• What the exercise asks
Reproduce the records from the line containing "334, 1353, 390]" through the line containing "413, 710, 442]", replacing "network-node" with "graph-node" and leaving everything else unchanged.

* Start Supplied information *

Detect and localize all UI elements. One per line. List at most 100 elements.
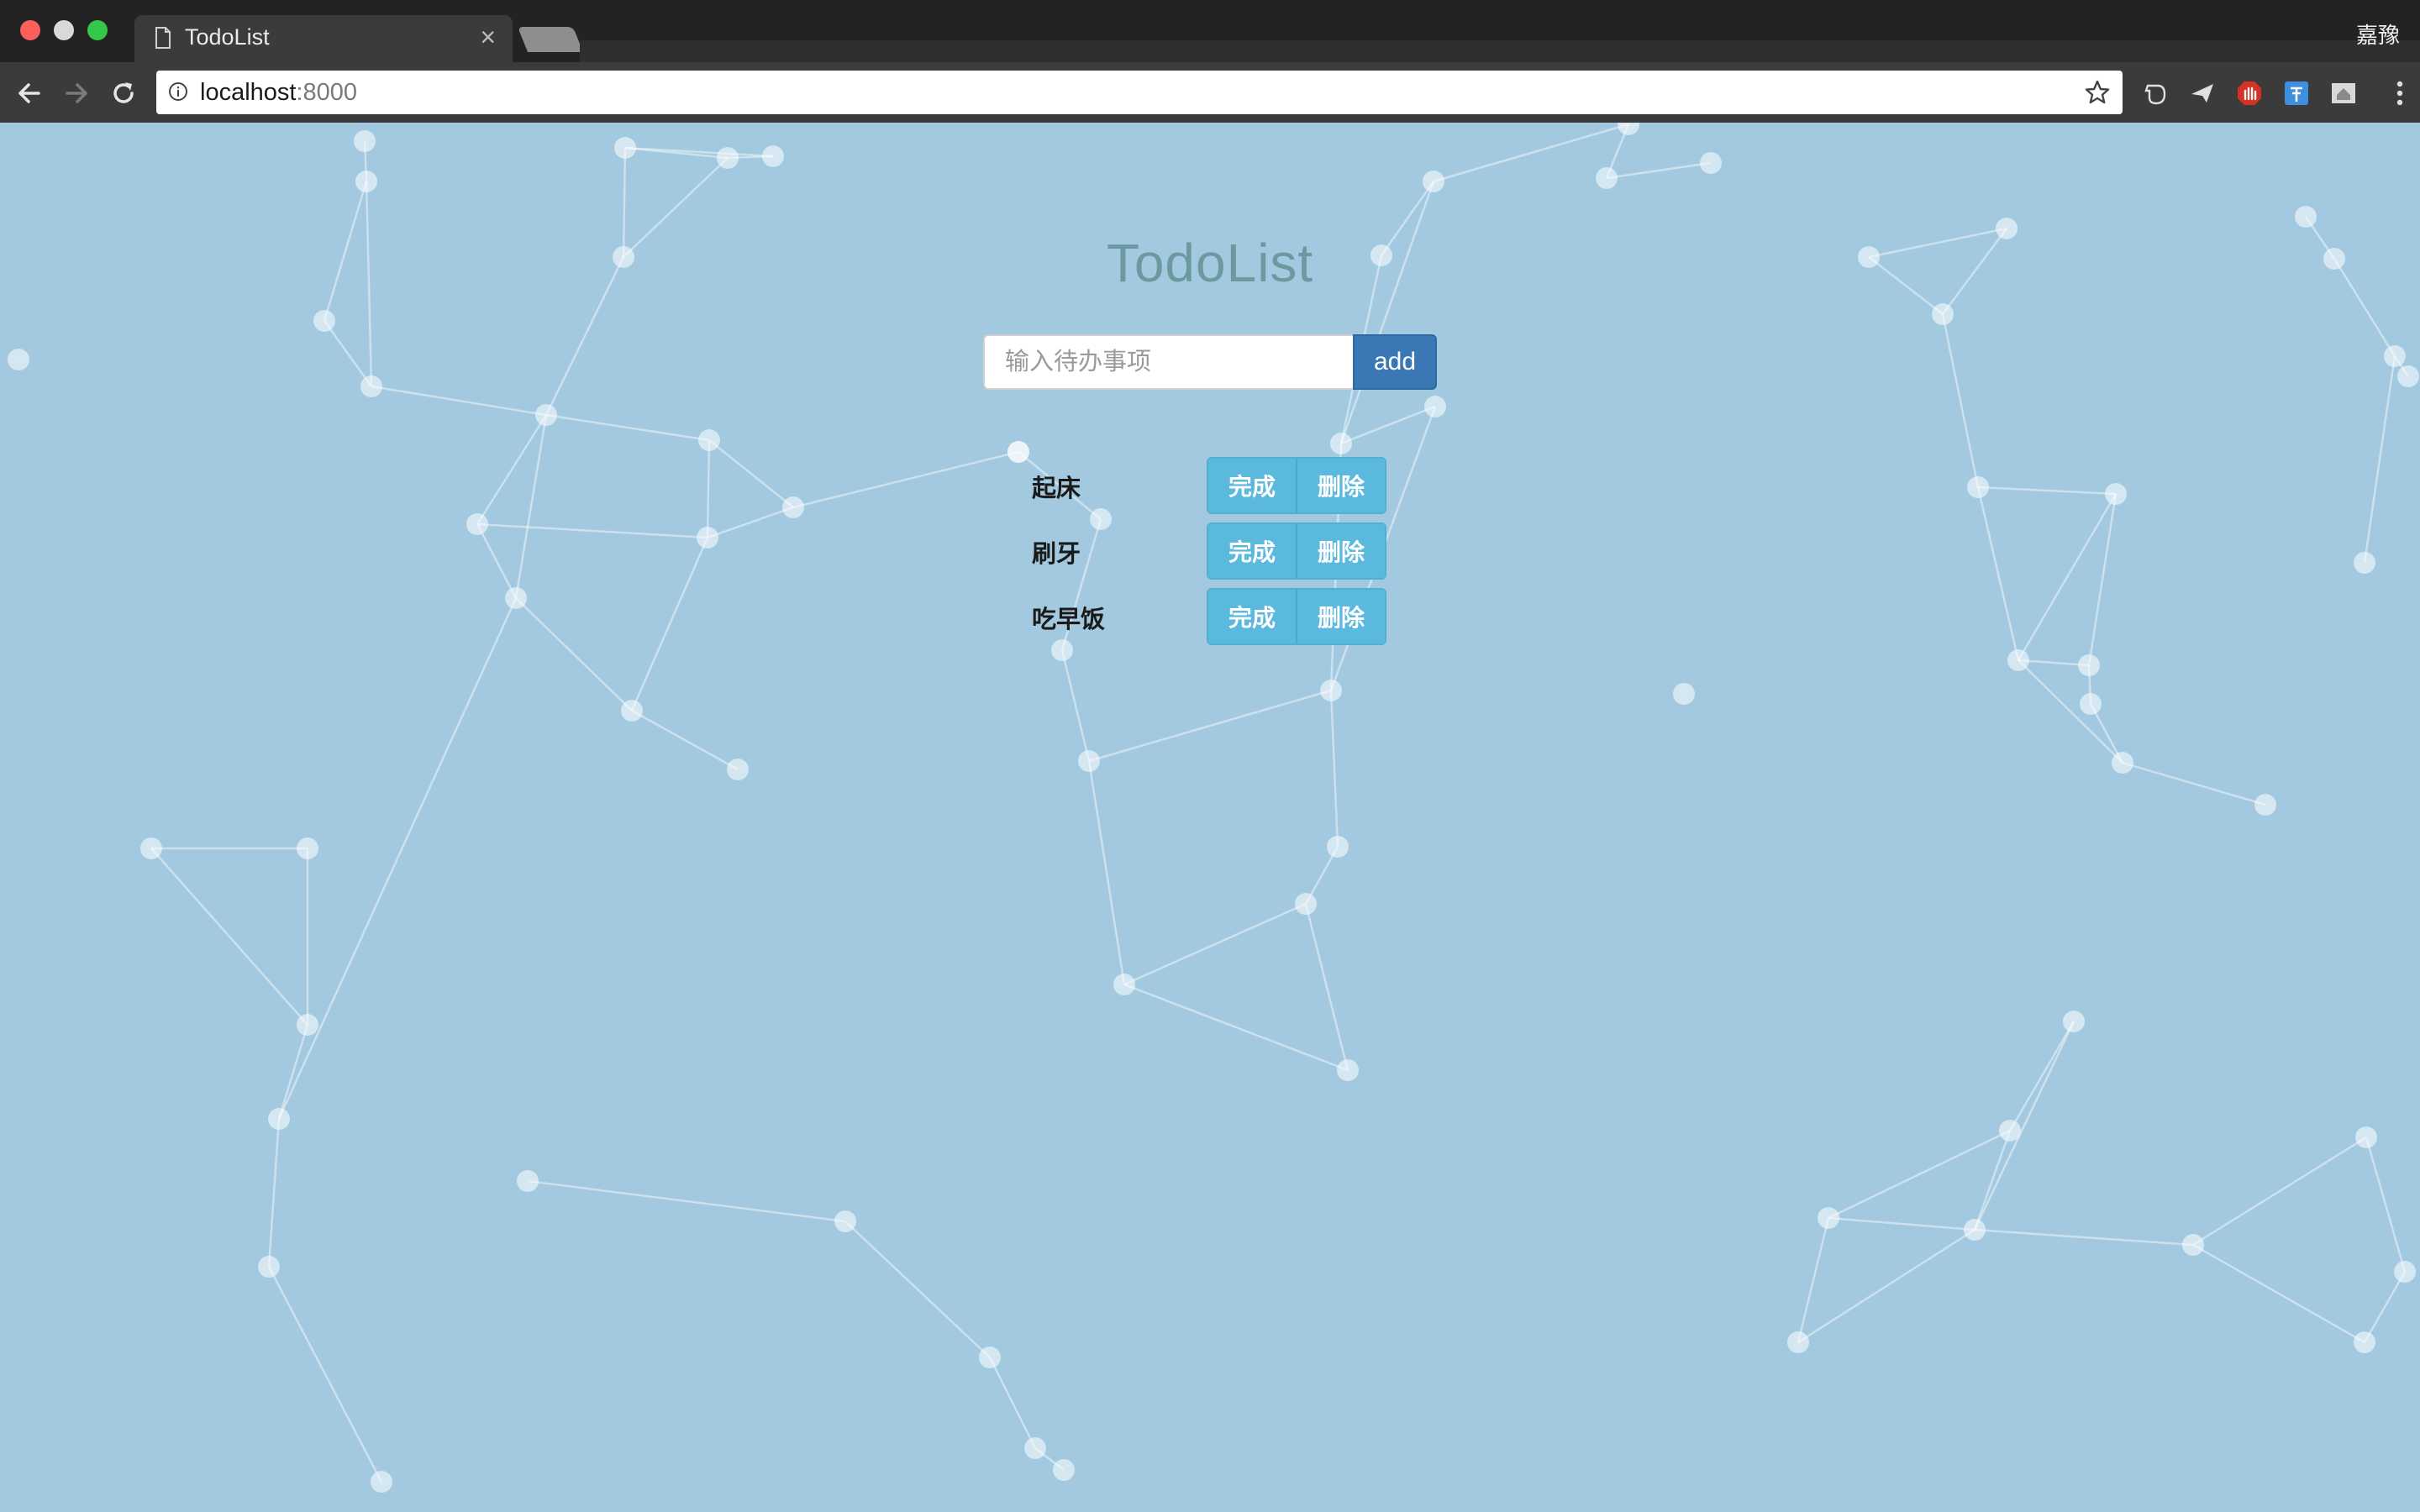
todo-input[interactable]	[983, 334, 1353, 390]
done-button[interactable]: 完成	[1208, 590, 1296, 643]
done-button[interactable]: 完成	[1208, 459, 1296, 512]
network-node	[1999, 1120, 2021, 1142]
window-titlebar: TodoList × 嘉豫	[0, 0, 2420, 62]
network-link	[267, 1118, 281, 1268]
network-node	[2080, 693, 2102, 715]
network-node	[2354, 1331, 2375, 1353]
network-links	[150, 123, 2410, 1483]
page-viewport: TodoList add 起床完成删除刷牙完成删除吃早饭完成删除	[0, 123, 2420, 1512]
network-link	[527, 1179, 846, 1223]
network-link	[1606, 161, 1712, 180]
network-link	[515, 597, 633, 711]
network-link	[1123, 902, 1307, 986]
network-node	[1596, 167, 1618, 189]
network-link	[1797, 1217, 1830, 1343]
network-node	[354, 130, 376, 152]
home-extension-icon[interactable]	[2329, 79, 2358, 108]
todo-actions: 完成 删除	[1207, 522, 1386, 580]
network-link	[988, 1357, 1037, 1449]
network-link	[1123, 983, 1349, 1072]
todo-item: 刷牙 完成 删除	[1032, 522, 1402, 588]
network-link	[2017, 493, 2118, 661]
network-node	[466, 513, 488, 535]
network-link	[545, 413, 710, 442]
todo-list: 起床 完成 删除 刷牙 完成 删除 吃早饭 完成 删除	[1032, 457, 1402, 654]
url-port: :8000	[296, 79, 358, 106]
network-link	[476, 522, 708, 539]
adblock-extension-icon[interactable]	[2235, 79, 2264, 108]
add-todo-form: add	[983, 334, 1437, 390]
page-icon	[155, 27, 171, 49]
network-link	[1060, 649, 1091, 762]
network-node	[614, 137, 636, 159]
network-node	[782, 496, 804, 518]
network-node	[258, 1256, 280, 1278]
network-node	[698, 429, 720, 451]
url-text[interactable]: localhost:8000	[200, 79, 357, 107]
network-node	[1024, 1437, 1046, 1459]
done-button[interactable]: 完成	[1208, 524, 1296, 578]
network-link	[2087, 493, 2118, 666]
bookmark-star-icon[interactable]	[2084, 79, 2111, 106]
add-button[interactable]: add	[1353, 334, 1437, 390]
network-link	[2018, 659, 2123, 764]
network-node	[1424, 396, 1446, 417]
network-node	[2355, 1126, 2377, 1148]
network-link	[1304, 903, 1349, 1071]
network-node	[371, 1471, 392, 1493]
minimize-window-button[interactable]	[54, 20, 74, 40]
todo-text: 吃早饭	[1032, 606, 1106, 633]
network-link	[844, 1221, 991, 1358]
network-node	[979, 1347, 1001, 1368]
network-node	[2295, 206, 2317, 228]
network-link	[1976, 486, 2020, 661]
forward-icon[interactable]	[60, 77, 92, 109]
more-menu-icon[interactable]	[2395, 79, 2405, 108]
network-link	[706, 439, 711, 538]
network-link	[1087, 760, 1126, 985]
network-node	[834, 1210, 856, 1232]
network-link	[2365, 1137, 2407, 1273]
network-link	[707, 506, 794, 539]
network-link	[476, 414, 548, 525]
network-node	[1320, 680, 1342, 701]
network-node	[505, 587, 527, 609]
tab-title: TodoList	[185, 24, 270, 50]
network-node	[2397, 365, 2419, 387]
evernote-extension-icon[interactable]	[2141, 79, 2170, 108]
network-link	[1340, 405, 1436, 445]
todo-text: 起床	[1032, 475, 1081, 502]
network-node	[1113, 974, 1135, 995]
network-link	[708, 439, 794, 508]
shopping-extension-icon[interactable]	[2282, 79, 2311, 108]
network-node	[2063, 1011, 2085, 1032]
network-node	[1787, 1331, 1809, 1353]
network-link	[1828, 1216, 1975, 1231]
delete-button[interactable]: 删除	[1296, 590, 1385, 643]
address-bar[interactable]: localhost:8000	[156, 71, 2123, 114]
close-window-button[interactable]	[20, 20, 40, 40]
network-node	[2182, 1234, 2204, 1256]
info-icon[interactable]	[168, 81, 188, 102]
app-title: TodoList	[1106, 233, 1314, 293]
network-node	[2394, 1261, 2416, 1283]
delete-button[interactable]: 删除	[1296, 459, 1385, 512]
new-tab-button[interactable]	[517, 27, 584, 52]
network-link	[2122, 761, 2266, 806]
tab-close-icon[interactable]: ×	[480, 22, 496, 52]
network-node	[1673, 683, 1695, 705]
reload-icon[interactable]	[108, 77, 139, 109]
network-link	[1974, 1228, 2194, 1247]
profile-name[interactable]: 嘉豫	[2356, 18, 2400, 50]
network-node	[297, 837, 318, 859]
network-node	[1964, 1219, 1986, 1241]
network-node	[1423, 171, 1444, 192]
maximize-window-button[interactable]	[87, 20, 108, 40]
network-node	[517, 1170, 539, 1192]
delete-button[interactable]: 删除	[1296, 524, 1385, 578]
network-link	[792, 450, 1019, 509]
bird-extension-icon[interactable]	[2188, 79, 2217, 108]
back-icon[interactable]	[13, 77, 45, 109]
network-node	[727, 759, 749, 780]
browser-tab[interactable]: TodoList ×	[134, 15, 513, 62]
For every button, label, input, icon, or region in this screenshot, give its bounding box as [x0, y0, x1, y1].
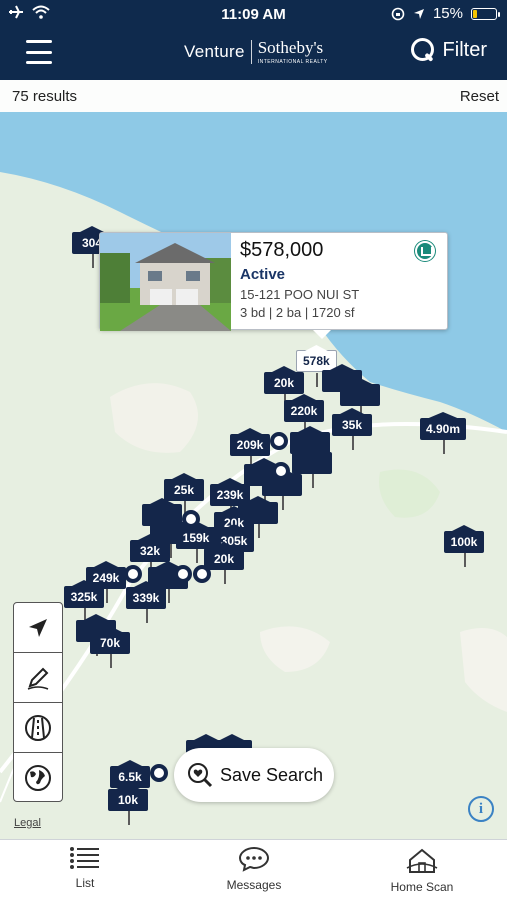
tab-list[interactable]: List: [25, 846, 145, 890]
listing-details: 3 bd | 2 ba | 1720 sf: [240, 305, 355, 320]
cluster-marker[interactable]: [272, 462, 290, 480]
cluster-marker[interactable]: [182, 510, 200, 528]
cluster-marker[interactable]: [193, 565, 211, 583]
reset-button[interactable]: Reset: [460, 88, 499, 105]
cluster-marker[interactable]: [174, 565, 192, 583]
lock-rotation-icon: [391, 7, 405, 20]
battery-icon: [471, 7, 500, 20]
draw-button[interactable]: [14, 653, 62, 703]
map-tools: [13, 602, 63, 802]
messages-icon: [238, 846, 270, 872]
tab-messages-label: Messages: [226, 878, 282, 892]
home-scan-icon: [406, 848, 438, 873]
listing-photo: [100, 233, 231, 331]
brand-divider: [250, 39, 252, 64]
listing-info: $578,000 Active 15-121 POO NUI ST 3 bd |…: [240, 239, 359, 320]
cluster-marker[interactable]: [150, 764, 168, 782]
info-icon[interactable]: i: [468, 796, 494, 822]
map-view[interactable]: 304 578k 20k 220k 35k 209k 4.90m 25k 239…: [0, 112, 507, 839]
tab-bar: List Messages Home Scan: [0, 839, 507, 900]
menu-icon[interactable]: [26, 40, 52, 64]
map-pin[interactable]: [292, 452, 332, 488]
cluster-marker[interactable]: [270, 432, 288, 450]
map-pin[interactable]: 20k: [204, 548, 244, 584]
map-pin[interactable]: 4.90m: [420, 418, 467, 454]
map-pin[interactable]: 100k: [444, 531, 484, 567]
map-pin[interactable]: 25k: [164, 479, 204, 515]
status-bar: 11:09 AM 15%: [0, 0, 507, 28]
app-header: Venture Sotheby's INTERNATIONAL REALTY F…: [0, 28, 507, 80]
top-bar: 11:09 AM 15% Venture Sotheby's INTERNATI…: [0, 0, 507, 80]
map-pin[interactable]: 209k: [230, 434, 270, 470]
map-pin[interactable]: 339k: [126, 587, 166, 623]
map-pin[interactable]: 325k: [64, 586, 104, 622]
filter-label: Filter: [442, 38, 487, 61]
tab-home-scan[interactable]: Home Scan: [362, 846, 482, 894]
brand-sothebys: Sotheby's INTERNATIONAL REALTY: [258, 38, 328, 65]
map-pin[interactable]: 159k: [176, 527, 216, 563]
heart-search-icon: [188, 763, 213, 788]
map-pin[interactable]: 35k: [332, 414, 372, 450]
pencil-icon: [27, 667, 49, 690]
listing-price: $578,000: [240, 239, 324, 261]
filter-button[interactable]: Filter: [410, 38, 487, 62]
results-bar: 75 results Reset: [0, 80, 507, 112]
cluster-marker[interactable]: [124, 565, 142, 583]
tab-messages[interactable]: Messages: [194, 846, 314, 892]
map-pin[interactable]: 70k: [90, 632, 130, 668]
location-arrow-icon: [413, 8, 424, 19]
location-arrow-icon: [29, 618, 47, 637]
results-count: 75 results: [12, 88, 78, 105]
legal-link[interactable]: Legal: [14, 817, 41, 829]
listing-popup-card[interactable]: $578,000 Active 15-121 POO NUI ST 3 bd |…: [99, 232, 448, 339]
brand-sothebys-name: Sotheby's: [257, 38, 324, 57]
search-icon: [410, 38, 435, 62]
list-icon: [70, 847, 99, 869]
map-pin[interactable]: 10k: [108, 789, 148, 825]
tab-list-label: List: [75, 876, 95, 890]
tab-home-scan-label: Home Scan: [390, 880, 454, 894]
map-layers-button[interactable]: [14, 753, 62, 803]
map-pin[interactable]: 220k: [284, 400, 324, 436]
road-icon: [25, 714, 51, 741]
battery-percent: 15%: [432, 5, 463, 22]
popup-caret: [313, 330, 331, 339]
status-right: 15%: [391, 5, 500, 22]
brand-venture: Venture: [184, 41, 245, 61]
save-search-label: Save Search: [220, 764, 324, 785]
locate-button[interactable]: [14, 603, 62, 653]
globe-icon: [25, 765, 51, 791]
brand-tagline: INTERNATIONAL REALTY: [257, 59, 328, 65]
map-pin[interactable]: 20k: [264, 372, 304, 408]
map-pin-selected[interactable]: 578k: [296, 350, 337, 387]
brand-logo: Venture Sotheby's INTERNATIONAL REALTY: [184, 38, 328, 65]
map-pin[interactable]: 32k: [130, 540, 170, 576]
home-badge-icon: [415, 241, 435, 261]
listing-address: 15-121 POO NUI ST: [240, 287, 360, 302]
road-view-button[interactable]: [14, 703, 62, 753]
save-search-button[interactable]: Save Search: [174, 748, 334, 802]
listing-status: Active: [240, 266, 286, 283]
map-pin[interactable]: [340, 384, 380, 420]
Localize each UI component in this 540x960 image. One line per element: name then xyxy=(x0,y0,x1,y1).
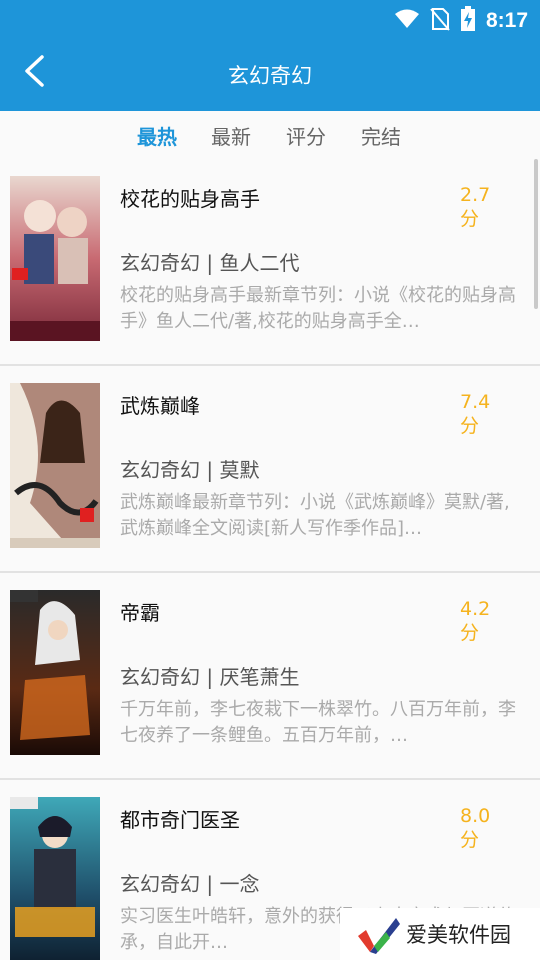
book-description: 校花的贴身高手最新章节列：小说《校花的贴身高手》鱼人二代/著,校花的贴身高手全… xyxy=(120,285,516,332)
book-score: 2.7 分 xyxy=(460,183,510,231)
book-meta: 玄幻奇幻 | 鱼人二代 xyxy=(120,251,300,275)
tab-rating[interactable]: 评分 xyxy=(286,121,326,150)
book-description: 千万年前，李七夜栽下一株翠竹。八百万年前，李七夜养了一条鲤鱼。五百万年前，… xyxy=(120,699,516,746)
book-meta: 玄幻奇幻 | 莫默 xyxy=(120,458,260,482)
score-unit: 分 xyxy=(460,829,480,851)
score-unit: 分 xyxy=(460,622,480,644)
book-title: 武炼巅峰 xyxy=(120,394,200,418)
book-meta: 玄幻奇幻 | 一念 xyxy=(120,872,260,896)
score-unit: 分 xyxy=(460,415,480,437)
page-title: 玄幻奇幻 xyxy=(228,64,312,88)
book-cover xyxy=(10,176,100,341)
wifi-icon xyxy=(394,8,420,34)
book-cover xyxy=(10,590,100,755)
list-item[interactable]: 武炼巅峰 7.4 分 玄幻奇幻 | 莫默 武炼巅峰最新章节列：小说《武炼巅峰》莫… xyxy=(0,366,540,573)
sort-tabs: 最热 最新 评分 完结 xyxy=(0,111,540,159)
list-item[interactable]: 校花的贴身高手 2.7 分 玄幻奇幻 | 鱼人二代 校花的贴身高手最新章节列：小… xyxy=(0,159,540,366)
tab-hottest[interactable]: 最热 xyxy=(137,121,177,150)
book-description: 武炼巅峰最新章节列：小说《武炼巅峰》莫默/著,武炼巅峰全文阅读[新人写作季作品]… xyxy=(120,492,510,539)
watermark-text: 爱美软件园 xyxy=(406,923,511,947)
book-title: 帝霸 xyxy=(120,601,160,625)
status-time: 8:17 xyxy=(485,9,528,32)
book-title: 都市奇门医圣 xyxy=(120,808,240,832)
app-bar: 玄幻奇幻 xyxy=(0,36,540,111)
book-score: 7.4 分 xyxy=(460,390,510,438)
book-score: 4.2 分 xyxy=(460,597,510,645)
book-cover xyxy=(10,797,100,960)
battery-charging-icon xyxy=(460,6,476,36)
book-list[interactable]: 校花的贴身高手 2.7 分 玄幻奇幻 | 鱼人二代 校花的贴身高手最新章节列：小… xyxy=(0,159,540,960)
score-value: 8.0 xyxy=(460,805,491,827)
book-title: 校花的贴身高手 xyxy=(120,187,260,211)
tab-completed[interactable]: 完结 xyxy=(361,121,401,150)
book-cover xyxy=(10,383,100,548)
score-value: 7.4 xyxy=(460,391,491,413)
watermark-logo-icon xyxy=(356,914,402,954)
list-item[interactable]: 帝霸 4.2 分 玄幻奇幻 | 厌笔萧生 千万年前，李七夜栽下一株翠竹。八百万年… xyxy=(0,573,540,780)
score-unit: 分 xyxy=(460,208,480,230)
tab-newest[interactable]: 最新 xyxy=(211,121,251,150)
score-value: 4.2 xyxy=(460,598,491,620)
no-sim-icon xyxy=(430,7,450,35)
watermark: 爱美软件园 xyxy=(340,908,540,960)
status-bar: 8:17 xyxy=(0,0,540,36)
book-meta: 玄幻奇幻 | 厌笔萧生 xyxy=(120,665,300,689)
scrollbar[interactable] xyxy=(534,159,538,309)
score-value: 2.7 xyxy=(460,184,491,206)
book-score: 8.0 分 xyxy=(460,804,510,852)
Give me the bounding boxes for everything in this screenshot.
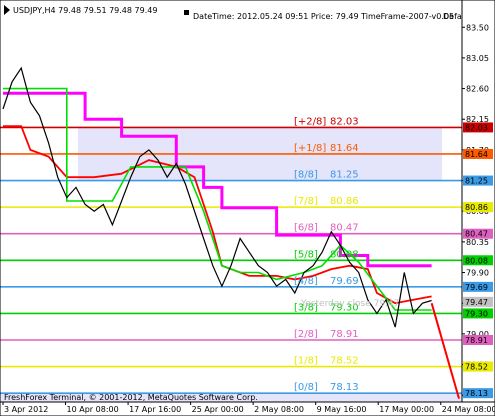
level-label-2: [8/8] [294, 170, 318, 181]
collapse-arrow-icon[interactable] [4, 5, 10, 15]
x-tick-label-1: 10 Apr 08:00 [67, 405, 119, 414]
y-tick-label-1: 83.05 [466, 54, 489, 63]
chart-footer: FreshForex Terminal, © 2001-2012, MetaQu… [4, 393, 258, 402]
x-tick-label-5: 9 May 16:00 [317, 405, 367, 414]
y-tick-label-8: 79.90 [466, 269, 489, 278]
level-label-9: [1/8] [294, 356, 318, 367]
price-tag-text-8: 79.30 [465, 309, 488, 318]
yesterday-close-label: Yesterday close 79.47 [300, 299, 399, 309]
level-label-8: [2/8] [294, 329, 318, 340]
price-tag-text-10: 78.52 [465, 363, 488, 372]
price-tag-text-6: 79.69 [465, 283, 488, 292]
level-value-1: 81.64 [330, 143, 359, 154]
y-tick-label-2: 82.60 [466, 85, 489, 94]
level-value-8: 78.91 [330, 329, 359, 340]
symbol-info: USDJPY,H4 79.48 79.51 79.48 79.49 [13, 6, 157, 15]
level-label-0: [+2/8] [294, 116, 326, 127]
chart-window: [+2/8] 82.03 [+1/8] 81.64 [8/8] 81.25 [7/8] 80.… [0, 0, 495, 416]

* End Supplied information *

• Result
todo-input[interactable]	[983, 334, 1353, 390]
done-button[interactable]: 完成	[1208, 590, 1296, 643]
done-button[interactable]: 完成	[1208, 459, 1296, 512]
graph-node	[1999, 1120, 2021, 1142]
window-titlebar: TodoList × 嘉豫	[0, 0, 2420, 62]
network-link	[267, 1118, 281, 1268]
graph-node	[2080, 693, 2102, 715]
graph-node	[2354, 1331, 2375, 1353]
network-links	[150, 123, 2410, 1483]
page-viewport: TodoList add 起床完成删除刷牙完成删除吃早饭完成删除	[0, 123, 2420, 1512]
network-link	[527, 1179, 846, 1223]
network-link	[1606, 161, 1712, 180]
network-link	[515, 597, 633, 711]
network-link	[1123, 902, 1307, 986]
graph-node	[1596, 167, 1618, 189]
network-link	[1797, 1217, 1830, 1343]
graph-node	[354, 130, 376, 152]
home-extension-icon[interactable]	[2329, 79, 2358, 108]
todo-actions: 完成 删除	[1207, 522, 1386, 580]
network-link	[988, 1357, 1037, 1449]
network-link	[1123, 983, 1349, 1072]
todo-item: 刷牙 完成 删除	[1032, 522, 1402, 588]
network-link	[2017, 493, 2118, 661]
graph-node	[466, 513, 488, 535]
network-link	[545, 413, 710, 442]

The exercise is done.